Requirement: Please write out the material that follows, exactly as it stands.

Record list:
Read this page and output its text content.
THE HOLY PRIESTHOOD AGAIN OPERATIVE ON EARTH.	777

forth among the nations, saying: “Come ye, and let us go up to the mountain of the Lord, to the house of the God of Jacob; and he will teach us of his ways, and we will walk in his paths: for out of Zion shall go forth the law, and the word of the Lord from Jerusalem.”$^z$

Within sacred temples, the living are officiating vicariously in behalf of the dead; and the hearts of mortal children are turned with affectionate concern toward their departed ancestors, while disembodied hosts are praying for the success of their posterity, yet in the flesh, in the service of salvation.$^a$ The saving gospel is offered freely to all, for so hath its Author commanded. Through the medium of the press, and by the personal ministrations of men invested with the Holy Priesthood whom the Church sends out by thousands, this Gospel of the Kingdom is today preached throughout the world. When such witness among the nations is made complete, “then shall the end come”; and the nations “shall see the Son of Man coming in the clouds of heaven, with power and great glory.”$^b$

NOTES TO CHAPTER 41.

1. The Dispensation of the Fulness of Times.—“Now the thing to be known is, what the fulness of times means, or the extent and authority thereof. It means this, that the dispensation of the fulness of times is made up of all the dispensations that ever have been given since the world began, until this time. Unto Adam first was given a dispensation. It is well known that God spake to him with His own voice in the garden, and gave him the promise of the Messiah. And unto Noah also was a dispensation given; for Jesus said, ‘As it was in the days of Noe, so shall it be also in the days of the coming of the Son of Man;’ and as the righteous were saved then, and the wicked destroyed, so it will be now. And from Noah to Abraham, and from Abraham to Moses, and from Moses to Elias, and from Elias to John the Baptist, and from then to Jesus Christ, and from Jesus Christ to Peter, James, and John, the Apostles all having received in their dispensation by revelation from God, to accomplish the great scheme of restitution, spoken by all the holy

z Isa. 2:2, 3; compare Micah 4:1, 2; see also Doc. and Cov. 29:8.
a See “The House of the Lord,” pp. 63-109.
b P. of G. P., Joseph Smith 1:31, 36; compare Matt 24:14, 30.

Solution to this exercise:
Read this page and output its text content.
THE HOLY PRIESTHOOD AGAIN OPERATIVE ON EARTH.	777

forth among the nations, saying: “Come ye, and let us go up to the mountain of the Lord, to the house of the God of Jacob; and he will teach us of his ways, and we will walk in his paths: for out of Zion shall go forth the law, and the word of the Lord from Jerusalem.”$^z$

Within sacred temples, the living are officiating vicariously in behalf of the dead; and the hearts of mortal children are turned with affectionate concern toward their departed ancestors, while disembodied hosts are praying for the success of their posterity, yet in the flesh, in the service of salvation.$^a$ The saving gospel is offered freely to all, for so hath its Author commanded. Through the medium of the press, and by the personal ministrations of men invested with the Holy Priesthood whom the Church sends out by thousands, this Gospel of the Kingdom is today preached throughout the world. When such witness among the nations is made complete, “then shall the end come”; and the nations “shall see the Son of Man coming in the clouds of heaven, with power and great glory.”$^b$

NOTES TO CHAPTER 41.

1. The Dispensation of the Fulness of Times.—“Now the thing to be known is, what the fulness of times means, or the extent and authority thereof. It means this, that the dispensation of the fulness of times is made up of all the dispensations that ever have been given since the world began, until this time. Unto Adam first was given a dispensation. It is well known that God spake to him with His own voice in the garden, and gave him the promise of the Messiah. And unto Noah also was a dispensation given; for Jesus said, ‘As it was in the days of Noe, so shall it be also in the days of the coming of the Son of Man;’ and as the righteous were saved then, and the wicked destroyed, so it will be now. And from Noah to Abraham, and from Abraham to Moses, and from Moses to Elias, and from Elias to John the Baptist, and from then to Jesus Christ, and from Jesus Christ to Peter, James, and John, the Apostles all having received in their dispensation by revelation from God, to accomplish the great scheme of restitution, spoken by all the holy

z Isa. 2:2, 3; compare Micah 4:1, 2; see also Doc. and Cov. 29:8.
a See “The House of the Lord,” pp. 63-109.
b P. of G. P., Joseph Smith 1:31, 36; compare Matt 24:14, 30.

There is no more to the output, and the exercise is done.